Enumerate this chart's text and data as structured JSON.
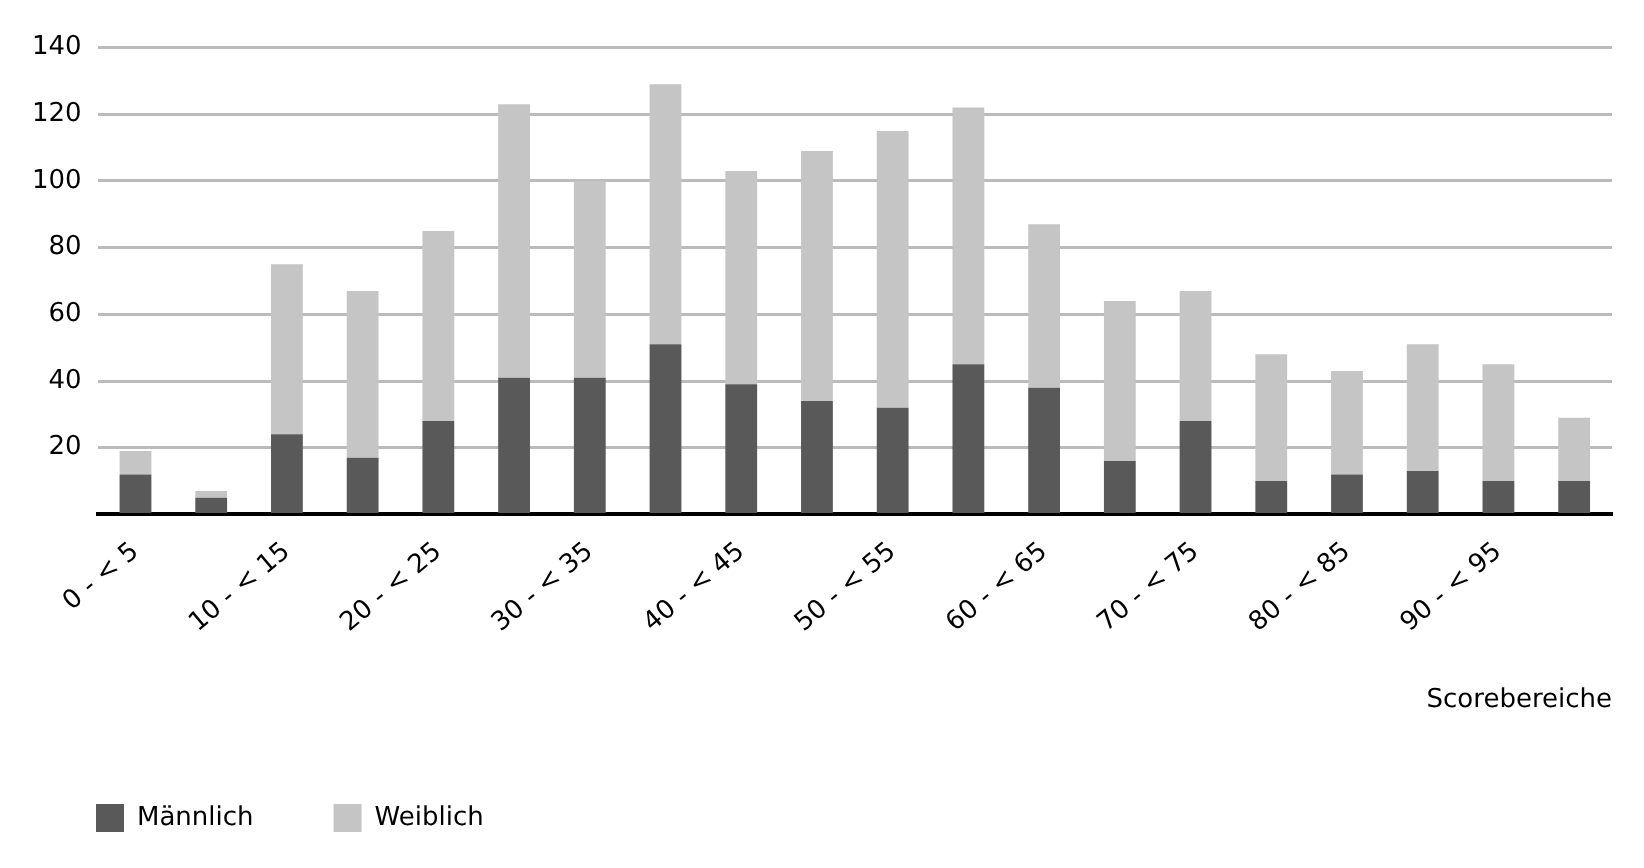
{
  "chart_data": {
    "type": "bar",
    "stacked": true,
    "xlabel": "Scorebereiche",
    "categories": [
      "0 - < 5",
      null,
      "10 - < 15",
      null,
      "20 - < 25",
      null,
      "30 - < 35",
      null,
      "40 - < 45",
      null,
      "50 - < 55",
      null,
      "60 - < 65",
      null,
      "70 - < 75",
      null,
      "80 - < 85",
      null,
      "90 - < 95",
      null
    ],
    "series": [
      {
        "name": "Männlich",
        "color": "#595959",
        "values": [
          12,
          5,
          24,
          17,
          28,
          41,
          41,
          51,
          39,
          34,
          32,
          45,
          38,
          16,
          28,
          10,
          12,
          13,
          10,
          10
        ]
      },
      {
        "name": "Weiblich",
        "color": "#c4c5c4",
        "values": [
          7,
          2,
          51,
          50,
          57,
          82,
          59,
          78,
          64,
          75,
          83,
          77,
          49,
          48,
          39,
          38,
          31,
          38,
          35,
          19
        ]
      }
    ],
    "ylim": [
      0,
      140
    ],
    "yticks": [
      {
        "value": 0,
        "label": null
      },
      20,
      40,
      60,
      80,
      100,
      120,
      140
    ],
    "grid": "y",
    "legend": "bottom left"
  }
}
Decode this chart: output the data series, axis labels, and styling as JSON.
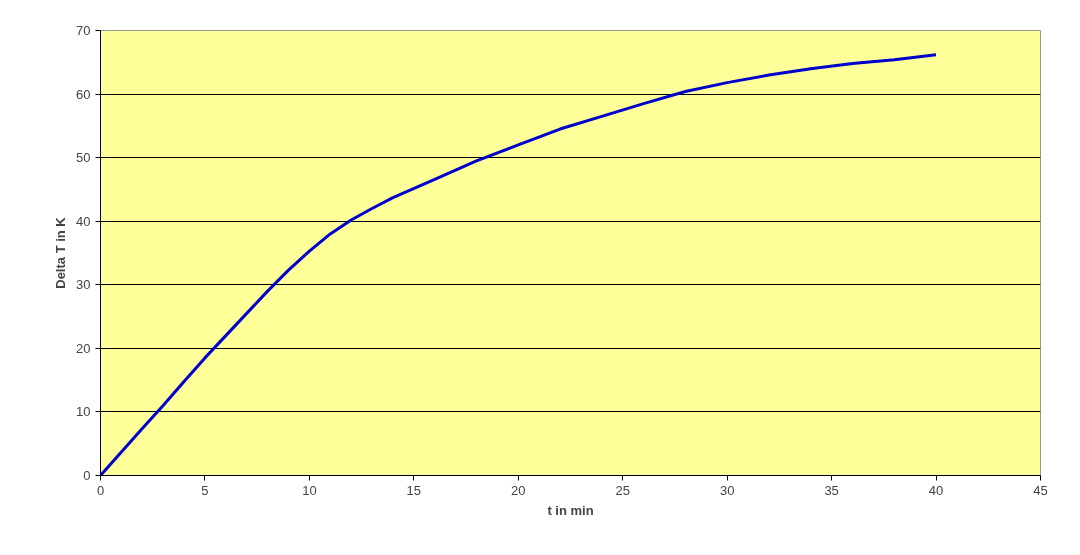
{
  "chart_data": {
    "type": "line",
    "xlabel": "t in min",
    "ylabel": "Delta T in K",
    "x": [
      0,
      1,
      2,
      3,
      4,
      5,
      6,
      7,
      8,
      9,
      10,
      11,
      12,
      13,
      14,
      16,
      18,
      20,
      22,
      24,
      26,
      28,
      30,
      32,
      34,
      36,
      38,
      40
    ],
    "series": [
      {
        "color": "#0000cc",
        "values": [
          0,
          3.7,
          7.4,
          11,
          14.8,
          18.5,
          22,
          25.5,
          29,
          32.3,
          35.3,
          38,
          40.2,
          42,
          43.7,
          46.6,
          49.5,
          52,
          54.5,
          56.5,
          58.5,
          60.4,
          61.8,
          63,
          64,
          64.8,
          65.4,
          66.2
        ]
      }
    ],
    "xlim": [
      0,
      45
    ],
    "xticks": [
      0,
      5,
      10,
      15,
      20,
      25,
      30,
      35,
      40,
      45
    ],
    "ylim": [
      0,
      70
    ],
    "yticks": [
      0,
      10,
      20,
      30,
      40,
      50,
      60,
      70
    ],
    "grid": "y",
    "marker": "none",
    "line_style": "solid"
  }
}
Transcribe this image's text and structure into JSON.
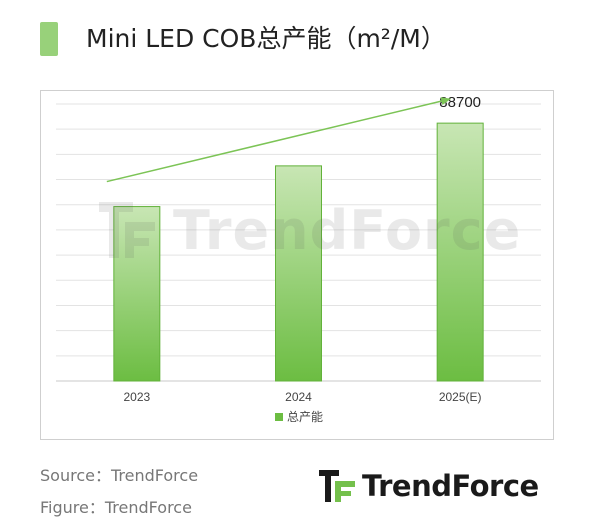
{
  "title": "Mini LED COB总产能（m²/M）",
  "footer": {
    "source": "Source：TrendForce",
    "figure": "Figure：TrendForce"
  },
  "brand": {
    "name": "TrendForce",
    "accent": "#74c04c",
    "logo_dark": "#1a1a1a"
  },
  "chart_data": {
    "type": "bar",
    "categories": [
      "2023",
      "2024",
      "2025(E)"
    ],
    "series": [
      {
        "name": "总产能",
        "values": [
          60000,
          74000,
          88700
        ]
      }
    ],
    "data_labels": [
      null,
      null,
      "88700"
    ],
    "ylim": [
      0,
      97000
    ],
    "grid": true,
    "legend": "bottom",
    "trend_arrow": true,
    "colors": {
      "bar_top": "#c8e6b4",
      "bar_bottom": "#6cbd42",
      "bar_border": "#62b23a",
      "grid": "#e3e3e3",
      "arrow": "#7cc456"
    }
  }
}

__________________________________________________

**TASK:** Looking at the material above, count the lines containing the string "true" and reply with the count alone.

**RESPONSE:** 3